* **TASK TO COMPLETE**: Every line that contains the word "杜绝用字不规范的现象" should be copied out.

──────

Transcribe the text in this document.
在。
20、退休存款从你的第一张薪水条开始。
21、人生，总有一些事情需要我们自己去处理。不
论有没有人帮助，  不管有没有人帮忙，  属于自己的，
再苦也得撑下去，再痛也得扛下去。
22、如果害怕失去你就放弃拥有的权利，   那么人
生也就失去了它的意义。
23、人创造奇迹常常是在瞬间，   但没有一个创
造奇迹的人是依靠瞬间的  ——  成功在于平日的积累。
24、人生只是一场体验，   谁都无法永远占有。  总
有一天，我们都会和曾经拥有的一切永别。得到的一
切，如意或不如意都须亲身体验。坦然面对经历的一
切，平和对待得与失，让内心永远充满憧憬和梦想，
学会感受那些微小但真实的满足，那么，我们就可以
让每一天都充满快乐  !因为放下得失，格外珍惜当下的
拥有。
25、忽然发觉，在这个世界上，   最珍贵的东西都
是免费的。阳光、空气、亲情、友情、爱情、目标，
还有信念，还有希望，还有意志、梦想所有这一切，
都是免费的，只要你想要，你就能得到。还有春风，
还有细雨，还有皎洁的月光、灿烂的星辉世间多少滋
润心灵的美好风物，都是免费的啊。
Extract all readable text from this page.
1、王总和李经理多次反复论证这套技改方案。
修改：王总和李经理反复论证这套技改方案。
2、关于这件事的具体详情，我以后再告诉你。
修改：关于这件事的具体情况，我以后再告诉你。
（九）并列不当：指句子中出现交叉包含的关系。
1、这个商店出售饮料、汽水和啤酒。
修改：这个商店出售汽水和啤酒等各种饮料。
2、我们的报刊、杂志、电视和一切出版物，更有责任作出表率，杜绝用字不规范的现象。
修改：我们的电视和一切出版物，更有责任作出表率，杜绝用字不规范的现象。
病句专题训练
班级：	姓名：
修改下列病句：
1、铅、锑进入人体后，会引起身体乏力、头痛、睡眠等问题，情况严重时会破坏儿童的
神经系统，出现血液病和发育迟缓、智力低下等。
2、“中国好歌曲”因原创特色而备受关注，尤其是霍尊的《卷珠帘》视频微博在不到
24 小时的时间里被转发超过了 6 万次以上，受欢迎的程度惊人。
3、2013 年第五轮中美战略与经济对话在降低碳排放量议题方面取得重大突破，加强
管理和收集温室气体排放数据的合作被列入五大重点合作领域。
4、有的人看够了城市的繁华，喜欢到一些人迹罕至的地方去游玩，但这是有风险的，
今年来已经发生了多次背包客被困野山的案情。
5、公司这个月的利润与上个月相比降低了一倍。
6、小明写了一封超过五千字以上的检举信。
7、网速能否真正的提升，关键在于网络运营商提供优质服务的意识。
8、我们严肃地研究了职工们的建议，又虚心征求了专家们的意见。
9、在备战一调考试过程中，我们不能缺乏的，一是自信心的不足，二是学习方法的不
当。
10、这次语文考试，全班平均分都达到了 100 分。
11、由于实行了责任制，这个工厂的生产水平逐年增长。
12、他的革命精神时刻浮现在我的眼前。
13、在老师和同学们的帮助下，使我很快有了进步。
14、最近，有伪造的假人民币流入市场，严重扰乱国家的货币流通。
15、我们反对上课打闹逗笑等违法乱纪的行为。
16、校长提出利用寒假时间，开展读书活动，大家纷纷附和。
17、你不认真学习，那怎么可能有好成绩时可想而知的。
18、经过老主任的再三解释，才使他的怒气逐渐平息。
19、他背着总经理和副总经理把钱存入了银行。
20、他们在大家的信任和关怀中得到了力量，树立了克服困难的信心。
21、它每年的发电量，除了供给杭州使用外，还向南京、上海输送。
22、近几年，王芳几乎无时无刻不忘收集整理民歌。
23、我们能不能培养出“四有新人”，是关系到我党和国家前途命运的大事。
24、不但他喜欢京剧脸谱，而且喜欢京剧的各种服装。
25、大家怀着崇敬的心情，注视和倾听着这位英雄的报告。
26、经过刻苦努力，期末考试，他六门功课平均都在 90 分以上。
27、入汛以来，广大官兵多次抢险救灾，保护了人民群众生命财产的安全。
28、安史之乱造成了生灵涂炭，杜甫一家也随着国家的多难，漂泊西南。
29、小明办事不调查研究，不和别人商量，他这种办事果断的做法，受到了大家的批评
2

──────

* **EXERCISE ANSWER**:
2、我们的报刊、杂志、电视和一切出版物，更有责任作出表率，杜绝用字不规范的现象。
修改：我们的电视和一切出版物，更有责任作出表率，杜绝用字不规范的现象。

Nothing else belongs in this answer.